- [INSTRUCTIONS TO FOLLOW]:
Look through the entries below and count the lines with the word "data" in them; give only the number.

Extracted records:

+++

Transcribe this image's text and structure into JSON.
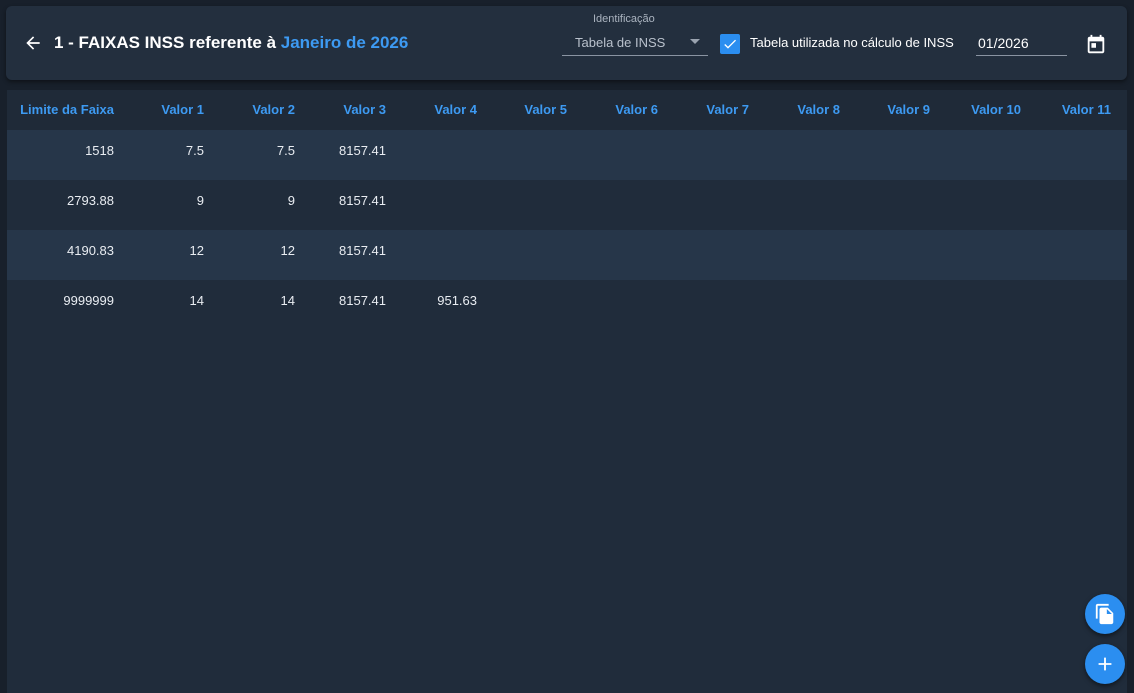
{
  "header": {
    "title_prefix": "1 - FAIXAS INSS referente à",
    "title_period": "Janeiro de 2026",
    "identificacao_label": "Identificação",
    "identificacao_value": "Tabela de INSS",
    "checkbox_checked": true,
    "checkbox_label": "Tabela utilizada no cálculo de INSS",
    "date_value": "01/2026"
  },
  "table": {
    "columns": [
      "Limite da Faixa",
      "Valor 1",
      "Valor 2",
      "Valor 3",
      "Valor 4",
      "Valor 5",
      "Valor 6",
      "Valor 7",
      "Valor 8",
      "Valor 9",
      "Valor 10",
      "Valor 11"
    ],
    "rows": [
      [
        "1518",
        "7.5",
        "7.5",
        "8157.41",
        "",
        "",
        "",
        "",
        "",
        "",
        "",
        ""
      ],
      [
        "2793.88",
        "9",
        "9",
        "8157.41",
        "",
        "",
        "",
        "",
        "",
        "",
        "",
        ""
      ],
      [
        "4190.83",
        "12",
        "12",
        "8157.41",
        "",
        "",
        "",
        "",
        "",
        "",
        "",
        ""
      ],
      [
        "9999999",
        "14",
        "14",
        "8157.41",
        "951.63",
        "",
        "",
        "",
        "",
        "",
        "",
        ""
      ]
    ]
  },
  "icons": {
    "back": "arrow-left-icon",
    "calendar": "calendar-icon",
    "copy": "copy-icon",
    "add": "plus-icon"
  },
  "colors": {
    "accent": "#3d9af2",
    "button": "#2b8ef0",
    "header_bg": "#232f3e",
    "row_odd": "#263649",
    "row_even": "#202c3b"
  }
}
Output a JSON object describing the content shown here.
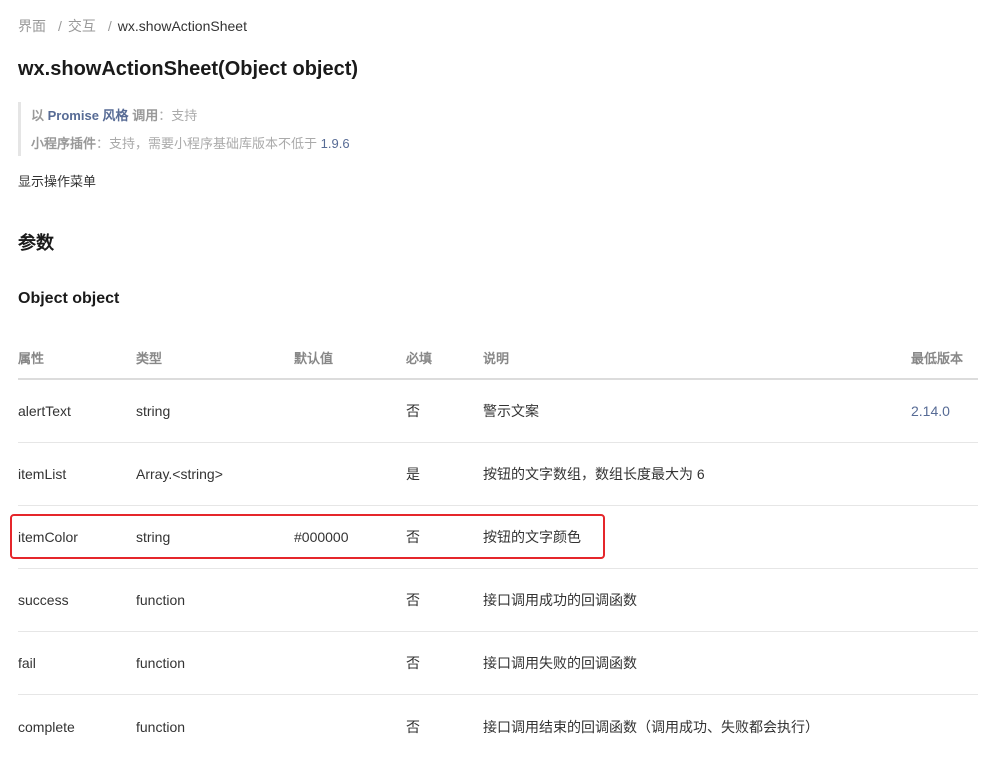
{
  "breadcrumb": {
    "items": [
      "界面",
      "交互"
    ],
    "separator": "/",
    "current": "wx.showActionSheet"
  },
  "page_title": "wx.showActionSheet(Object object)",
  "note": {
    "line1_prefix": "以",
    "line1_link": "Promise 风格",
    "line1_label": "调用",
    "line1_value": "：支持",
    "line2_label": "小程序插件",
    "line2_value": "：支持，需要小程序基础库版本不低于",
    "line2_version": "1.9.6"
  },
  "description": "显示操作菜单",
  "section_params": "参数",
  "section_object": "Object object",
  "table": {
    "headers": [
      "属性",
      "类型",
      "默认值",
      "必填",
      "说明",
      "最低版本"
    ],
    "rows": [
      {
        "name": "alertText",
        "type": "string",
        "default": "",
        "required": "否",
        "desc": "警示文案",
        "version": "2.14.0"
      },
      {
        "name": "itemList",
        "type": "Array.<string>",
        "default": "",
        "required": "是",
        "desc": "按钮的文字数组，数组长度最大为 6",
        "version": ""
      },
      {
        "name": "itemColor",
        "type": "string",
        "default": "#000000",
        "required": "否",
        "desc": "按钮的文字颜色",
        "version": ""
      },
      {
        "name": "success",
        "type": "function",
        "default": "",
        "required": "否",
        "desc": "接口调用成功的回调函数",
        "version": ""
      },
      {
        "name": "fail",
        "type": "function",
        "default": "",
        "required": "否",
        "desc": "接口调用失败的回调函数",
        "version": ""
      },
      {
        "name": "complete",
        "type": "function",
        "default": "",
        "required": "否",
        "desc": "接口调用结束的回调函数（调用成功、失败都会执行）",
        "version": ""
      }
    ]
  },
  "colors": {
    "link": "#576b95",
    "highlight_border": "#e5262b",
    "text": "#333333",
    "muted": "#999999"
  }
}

+++

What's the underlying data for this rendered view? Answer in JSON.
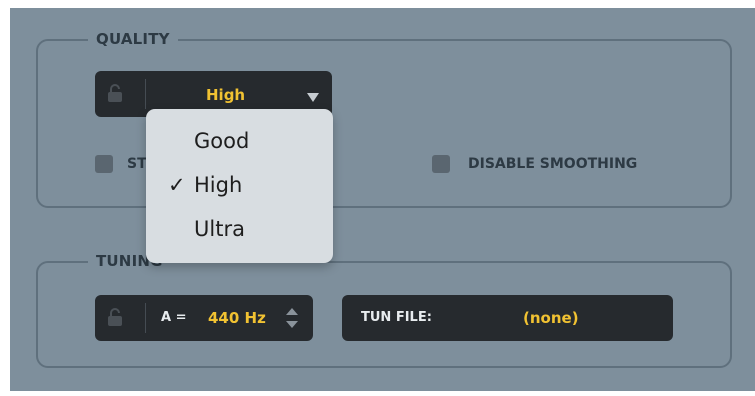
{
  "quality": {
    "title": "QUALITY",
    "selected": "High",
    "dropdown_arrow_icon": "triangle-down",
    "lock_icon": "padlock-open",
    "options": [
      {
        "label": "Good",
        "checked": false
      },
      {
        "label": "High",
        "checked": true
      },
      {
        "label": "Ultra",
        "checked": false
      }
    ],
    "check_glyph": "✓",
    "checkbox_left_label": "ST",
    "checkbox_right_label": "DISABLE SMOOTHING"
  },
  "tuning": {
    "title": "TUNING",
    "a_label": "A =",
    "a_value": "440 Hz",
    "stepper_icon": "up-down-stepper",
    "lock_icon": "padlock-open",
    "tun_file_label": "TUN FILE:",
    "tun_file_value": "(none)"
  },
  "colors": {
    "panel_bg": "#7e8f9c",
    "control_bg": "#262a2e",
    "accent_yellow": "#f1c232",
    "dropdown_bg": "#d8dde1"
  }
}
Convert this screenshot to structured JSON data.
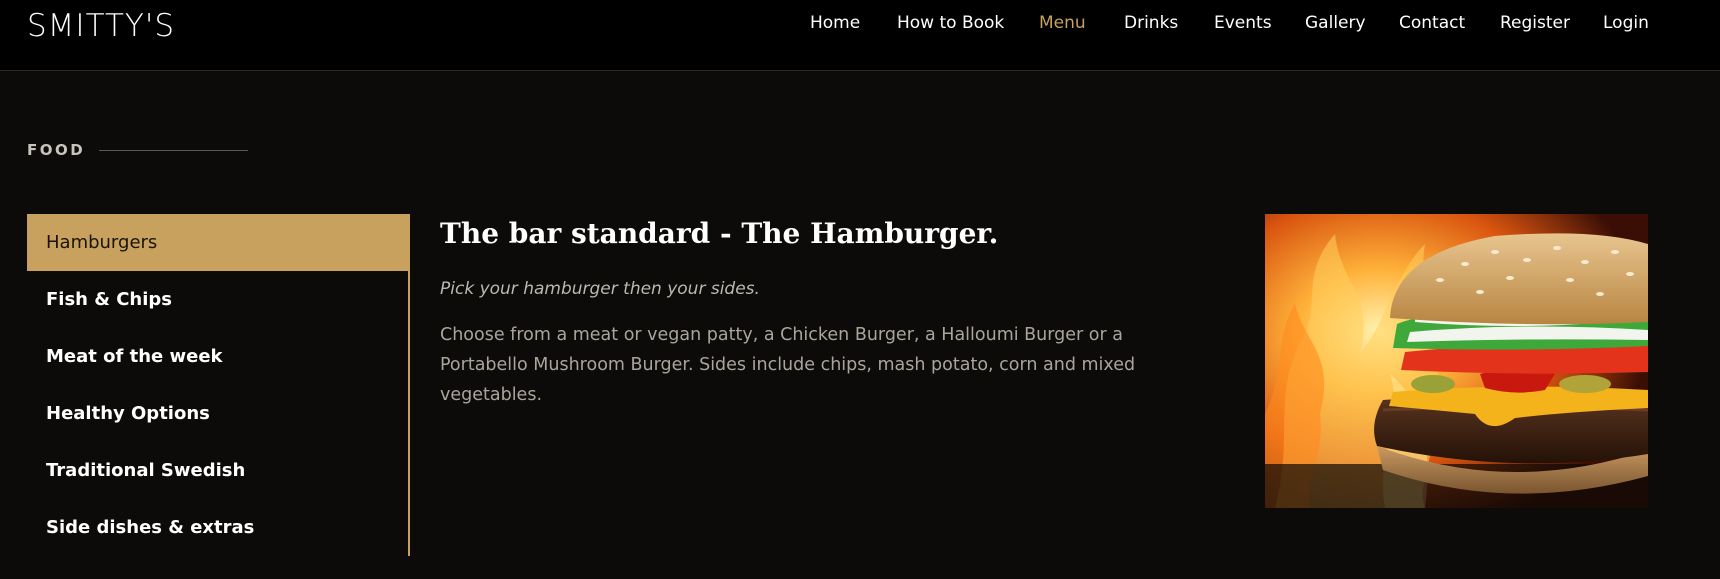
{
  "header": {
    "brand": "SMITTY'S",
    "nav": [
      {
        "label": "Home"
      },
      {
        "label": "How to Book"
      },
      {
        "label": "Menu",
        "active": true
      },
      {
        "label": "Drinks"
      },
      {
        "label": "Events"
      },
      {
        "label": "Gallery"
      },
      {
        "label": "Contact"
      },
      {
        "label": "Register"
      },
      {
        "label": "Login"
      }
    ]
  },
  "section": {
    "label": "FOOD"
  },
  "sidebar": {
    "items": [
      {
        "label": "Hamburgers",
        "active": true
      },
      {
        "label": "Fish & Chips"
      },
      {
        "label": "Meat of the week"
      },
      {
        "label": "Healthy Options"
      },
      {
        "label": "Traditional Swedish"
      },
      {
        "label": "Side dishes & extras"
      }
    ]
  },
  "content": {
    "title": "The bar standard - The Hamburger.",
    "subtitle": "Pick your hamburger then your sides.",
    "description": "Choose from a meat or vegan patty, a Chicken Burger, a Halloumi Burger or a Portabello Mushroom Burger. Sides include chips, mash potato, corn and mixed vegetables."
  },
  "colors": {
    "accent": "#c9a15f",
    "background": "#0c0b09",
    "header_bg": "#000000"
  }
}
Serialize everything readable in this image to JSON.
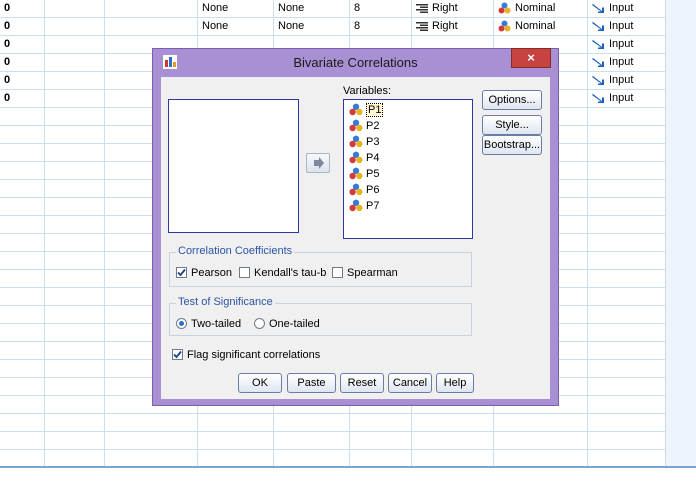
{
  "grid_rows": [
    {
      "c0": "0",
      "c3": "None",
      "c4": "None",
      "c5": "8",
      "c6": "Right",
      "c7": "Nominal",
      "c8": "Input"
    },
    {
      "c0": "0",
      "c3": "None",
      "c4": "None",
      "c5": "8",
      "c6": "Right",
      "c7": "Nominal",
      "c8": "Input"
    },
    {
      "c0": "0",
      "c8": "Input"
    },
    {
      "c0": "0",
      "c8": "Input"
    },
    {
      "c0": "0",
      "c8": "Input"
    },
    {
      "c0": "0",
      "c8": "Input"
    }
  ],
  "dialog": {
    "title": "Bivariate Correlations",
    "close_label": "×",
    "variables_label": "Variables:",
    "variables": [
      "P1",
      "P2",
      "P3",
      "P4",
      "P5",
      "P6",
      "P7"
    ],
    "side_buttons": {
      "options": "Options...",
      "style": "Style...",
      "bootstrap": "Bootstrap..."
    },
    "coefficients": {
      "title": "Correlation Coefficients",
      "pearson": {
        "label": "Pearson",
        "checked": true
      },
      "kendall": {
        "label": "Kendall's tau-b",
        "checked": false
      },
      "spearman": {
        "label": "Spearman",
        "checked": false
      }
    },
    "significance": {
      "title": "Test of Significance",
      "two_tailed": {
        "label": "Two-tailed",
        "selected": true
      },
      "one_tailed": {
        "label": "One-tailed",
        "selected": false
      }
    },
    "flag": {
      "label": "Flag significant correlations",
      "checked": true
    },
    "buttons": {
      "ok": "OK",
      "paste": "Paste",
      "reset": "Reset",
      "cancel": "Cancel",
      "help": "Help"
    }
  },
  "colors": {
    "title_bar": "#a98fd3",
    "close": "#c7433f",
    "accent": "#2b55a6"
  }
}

+++

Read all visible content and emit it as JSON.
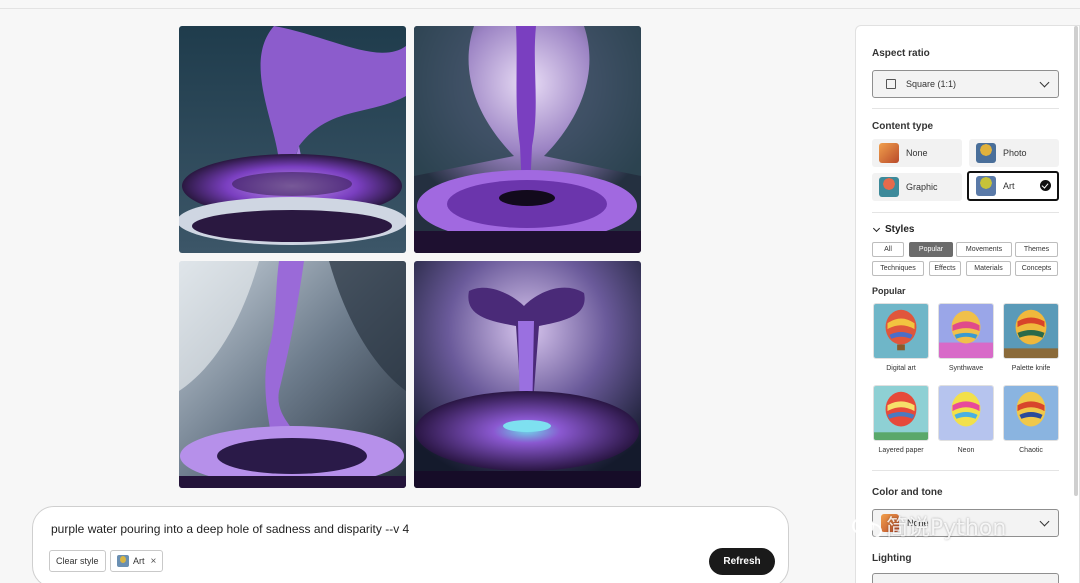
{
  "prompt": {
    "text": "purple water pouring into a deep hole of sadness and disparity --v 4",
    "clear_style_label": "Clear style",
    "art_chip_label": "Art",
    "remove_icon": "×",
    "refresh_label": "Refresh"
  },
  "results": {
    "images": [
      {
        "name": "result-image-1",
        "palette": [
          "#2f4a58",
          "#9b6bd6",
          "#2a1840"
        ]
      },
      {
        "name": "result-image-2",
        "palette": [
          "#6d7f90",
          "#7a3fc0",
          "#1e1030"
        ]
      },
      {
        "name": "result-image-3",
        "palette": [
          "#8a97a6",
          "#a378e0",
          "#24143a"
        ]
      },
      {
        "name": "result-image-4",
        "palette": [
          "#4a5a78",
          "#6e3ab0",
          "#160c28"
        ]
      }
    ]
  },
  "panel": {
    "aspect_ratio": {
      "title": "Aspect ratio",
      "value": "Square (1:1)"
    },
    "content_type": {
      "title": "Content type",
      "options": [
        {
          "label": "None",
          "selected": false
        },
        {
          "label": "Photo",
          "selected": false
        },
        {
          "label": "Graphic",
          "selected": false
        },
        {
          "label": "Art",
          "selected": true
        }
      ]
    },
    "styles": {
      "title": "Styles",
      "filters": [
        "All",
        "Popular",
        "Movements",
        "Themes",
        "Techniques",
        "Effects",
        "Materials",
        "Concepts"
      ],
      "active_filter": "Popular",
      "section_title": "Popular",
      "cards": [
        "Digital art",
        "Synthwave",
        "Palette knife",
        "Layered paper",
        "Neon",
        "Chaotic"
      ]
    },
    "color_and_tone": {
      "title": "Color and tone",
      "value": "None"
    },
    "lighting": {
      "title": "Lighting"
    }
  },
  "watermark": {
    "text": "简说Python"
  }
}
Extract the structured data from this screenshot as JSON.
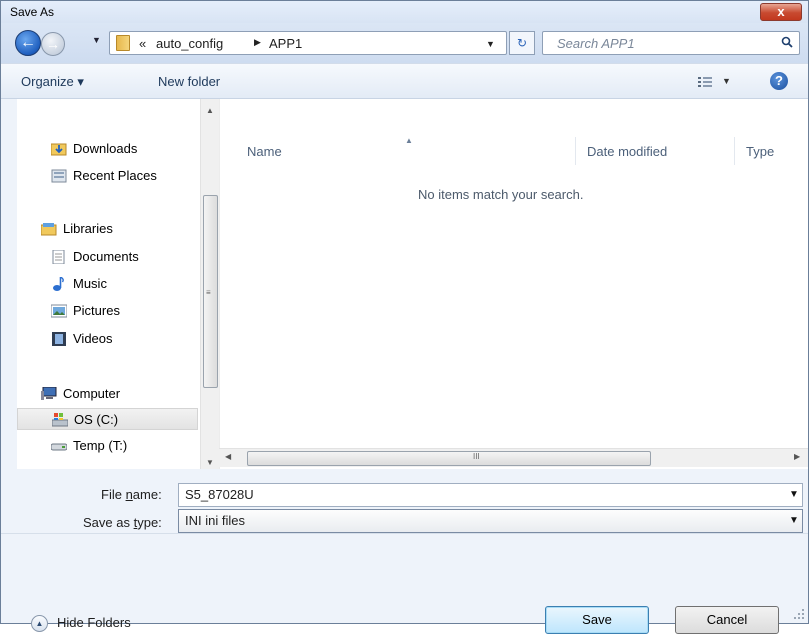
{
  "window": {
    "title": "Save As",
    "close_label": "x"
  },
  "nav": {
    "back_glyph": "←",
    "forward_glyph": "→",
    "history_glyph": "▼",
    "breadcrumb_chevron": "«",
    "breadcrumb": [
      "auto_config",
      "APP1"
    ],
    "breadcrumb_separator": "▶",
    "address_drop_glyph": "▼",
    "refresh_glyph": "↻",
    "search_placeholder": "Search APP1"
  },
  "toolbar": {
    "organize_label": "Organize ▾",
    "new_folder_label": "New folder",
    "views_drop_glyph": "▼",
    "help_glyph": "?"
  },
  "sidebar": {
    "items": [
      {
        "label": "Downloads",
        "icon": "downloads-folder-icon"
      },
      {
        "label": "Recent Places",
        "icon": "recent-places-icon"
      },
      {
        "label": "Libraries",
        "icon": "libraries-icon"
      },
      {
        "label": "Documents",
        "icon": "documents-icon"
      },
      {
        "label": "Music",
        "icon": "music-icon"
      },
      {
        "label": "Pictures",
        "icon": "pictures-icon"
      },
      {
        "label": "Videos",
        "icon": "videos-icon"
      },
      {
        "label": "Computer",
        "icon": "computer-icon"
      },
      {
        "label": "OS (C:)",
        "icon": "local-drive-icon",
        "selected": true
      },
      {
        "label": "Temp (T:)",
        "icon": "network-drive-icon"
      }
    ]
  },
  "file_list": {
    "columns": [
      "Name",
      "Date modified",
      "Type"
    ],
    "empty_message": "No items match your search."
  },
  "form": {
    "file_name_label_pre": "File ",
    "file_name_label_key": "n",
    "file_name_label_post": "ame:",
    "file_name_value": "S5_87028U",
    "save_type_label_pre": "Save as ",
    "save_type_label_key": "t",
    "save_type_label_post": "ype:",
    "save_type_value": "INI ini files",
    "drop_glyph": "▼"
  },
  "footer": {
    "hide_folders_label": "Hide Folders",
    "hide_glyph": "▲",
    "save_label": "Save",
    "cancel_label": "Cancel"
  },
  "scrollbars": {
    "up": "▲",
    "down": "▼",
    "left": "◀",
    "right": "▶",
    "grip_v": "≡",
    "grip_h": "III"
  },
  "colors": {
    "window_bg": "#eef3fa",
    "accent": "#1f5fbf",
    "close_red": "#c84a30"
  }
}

+++

- [REPLY TO THE EXERCISE]:
3